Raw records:

※ ※ ※

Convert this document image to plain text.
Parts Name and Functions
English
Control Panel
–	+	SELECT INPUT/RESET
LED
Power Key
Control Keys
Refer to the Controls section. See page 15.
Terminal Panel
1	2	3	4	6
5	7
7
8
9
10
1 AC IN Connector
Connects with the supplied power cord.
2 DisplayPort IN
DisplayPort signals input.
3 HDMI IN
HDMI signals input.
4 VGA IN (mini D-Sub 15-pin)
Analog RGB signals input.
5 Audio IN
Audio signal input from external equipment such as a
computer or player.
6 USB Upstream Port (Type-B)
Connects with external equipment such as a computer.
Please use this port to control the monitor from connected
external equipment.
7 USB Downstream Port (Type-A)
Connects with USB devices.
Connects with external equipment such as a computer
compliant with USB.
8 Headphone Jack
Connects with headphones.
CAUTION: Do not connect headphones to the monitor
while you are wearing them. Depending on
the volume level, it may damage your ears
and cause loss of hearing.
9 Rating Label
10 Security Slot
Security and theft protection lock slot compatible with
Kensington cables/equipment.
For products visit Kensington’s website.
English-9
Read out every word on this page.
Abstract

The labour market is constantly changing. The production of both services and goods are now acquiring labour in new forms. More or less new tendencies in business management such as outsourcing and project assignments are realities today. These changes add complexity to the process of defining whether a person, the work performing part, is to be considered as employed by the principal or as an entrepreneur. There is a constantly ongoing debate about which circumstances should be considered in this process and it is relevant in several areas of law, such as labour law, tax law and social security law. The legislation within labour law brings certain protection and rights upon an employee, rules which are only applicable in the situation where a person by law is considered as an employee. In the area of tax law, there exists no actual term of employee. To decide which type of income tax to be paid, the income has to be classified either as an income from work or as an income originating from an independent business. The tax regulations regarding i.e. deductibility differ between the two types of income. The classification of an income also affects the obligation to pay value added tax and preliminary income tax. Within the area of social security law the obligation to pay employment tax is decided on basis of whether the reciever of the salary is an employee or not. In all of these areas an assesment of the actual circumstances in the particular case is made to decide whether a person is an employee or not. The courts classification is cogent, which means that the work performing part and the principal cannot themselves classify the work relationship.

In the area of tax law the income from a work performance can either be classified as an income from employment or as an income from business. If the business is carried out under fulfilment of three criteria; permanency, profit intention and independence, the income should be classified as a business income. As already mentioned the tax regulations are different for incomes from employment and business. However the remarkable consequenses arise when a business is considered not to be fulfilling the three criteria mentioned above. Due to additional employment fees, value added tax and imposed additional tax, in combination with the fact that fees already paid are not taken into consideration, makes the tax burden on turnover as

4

※ ※ ※

AIM OF THE TASK: Copy all the records above exactly, missing none.

ANSWER TO THE PROBLEM:
Convert this document image to plain text.
Parts Name and Functions
English
Control Panel
–	+	SELECT INPUT/RESET
LED
Power Key
Control Keys
Refer to the Controls section. See page 15.
Terminal Panel
1	2	3	4	6
5	7
7
8
9
10
1 AC IN Connector
Connects with the supplied power cord.
2 DisplayPort IN
DisplayPort signals input.
3 HDMI IN
HDMI signals input.
4 VGA IN (mini D-Sub 15-pin)
Analog RGB signals input.
5 Audio IN
Audio signal input from external equipment such as a
computer or player.
6 USB Upstream Port (Type-B)
Connects with external equipment such as a computer.
Please use this port to control the monitor from connected
external equipment.
7 USB Downstream Port (Type-A)
Connects with USB devices.
Connects with external equipment such as a computer
compliant with USB.
8 Headphone Jack
Connects with headphones.
CAUTION: Do not connect headphones to the monitor
while you are wearing them. Depending on
the volume level, it may damage your ears
and cause loss of hearing.
9 Rating Label
10 Security Slot
Security and theft protection lock slot compatible with
Kensington cables/equipment.
For products visit Kensington’s website.
English-9
Read out every word on this page.
Abstract

The labour market is constantly changing. The production of both services and goods are now acquiring labour in new forms. More or less new tendencies in business management such as outsourcing and project assignments are realities today. These changes add complexity to the process of defining whether a person, the work performing part, is to be considered as employed by the principal or as an entrepreneur. There is a constantly ongoing debate about which circumstances should be considered in this process and it is relevant in several areas of law, such as labour law, tax law and social security law. The legislation within labour law brings certain protection and rights upon an employee, rules which are only applicable in the situation where a person by law is considered as an employee. In the area of tax law, there exists no actual term of employee. To decide which type of income tax to be paid, the income has to be classified either as an income from work or as an income originating from an independent business. The tax regulations regarding i.e. deductibility differ between the two types of income. The classification of an income also affects the obligation to pay value added tax and preliminary income tax. Within the area of social security law the obligation to pay employment tax is decided on basis of whether the reciever of the salary is an employee or not. In all of these areas an assesment of the actual circumstances in the particular case is made to decide whether a person is an employee or not. The courts classification is cogent, which means that the work performing part and the principal cannot themselves classify the work relationship.

In the area of tax law the income from a work performance can either be classified as an income from employment or as an income from business. If the business is carried out under fulfilment of three criteria; permanency, profit intention and independence, the income should be classified as a business income. As already mentioned the tax regulations are different for incomes from employment and business. However the remarkable consequenses arise when a business is considered not to be fulfilling the three criteria mentioned above. Due to additional employment fees, value added tax and imposed additional tax, in combination with the fact that fees already paid are not taken into consideration, makes the tax burden on turnover as

4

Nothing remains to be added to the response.